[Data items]
---+---

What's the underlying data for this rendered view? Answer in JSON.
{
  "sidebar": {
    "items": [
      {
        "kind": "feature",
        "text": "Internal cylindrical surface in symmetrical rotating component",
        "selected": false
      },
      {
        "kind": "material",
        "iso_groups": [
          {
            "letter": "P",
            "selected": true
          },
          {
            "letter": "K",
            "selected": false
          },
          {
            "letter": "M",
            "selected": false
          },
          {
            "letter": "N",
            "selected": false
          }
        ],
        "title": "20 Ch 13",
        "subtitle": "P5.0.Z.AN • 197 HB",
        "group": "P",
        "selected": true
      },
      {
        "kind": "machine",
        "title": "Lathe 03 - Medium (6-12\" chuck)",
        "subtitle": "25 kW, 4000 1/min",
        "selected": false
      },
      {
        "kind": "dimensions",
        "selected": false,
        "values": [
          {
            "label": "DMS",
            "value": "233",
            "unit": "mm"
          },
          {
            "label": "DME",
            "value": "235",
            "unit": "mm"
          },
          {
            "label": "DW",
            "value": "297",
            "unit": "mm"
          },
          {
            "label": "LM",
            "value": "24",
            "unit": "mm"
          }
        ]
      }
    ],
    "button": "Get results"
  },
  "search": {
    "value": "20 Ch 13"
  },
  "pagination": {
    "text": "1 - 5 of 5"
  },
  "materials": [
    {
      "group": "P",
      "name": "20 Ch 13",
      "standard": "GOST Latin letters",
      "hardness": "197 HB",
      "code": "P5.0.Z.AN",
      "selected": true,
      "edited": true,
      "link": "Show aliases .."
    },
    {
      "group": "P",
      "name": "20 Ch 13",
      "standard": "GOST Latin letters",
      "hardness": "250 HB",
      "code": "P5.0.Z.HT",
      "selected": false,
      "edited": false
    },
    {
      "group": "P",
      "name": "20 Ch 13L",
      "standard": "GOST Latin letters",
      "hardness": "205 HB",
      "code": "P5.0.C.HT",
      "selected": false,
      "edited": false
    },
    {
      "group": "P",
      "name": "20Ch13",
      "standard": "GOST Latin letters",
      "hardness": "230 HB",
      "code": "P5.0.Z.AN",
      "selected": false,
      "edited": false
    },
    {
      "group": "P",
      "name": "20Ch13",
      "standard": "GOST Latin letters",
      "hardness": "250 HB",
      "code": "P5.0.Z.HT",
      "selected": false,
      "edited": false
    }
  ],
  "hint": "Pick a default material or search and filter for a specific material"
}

---+---

Goal of the exercise: Retype every record above exactly as it appears.

Task solution:
What's the underlying data for this rendered view? Answer in JSON.
{
  "sidebar": {
    "items": [
      {
        "kind": "feature",
        "text": "Internal cylindrical surface in symmetrical rotating component",
        "selected": false
      },
      {
        "kind": "material",
        "iso_groups": [
          {
            "letter": "P",
            "selected": true
          },
          {
            "letter": "K",
            "selected": false
          },
          {
            "letter": "M",
            "selected": false
          },
          {
            "letter": "N",
            "selected": false
          }
        ],
        "title": "20 Ch 13",
        "subtitle": "P5.0.Z.AN • 197 HB",
        "group": "P",
        "selected": true
      },
      {
        "kind": "machine",
        "title": "Lathe 03 - Medium (6-12\" chuck)",
        "subtitle": "25 kW, 4000 1/min",
        "selected": false
      },
      {
        "kind": "dimensions",
        "selected": false,
        "values": [
          {
            "label": "DMS",
            "value": "233",
            "unit": "mm"
          },
          {
            "label": "DME",
            "value": "235",
            "unit": "mm"
          },
          {
            "label": "DW",
            "value": "297",
            "unit": "mm"
          },
          {
            "label": "LM",
            "value": "24",
            "unit": "mm"
          }
        ]
      }
    ],
    "button": "Get results"
  },
  "search": {
    "value": "20 Ch 13"
  },
  "pagination": {
    "text": "1 - 5 of 5"
  },
  "materials": [
    {
      "group": "P",
      "name": "20 Ch 13",
      "standard": "GOST Latin letters",
      "hardness": "197 HB",
      "code": "P5.0.Z.AN",
      "selected": true,
      "edited": true,
      "link": "Show aliases .."
    },
    {
      "group": "P",
      "name": "20 Ch 13",
      "standard": "GOST Latin letters",
      "hardness": "250 HB",
      "code": "P5.0.Z.HT",
      "selected": false,
      "edited": false
    },
    {
      "group": "P",
      "name": "20 Ch 13L",
      "standard": "GOST Latin letters",
      "hardness": "205 HB",
      "code": "P5.0.C.HT",
      "selected": false,
      "edited": false
    },
    {
      "group": "P",
      "name": "20Ch13",
      "standard": "GOST Latin letters",
      "hardness": "230 HB",
      "code": "P5.0.Z.AN",
      "selected": false,
      "edited": false
    },
    {
      "group": "P",
      "name": "20Ch13",
      "standard": "GOST Latin letters",
      "hardness": "250 HB",
      "code": "P5.0.Z.HT",
      "selected": false,
      "edited": false
    }
  ],
  "hint": "Pick a default material or search and filter for a specific material"
}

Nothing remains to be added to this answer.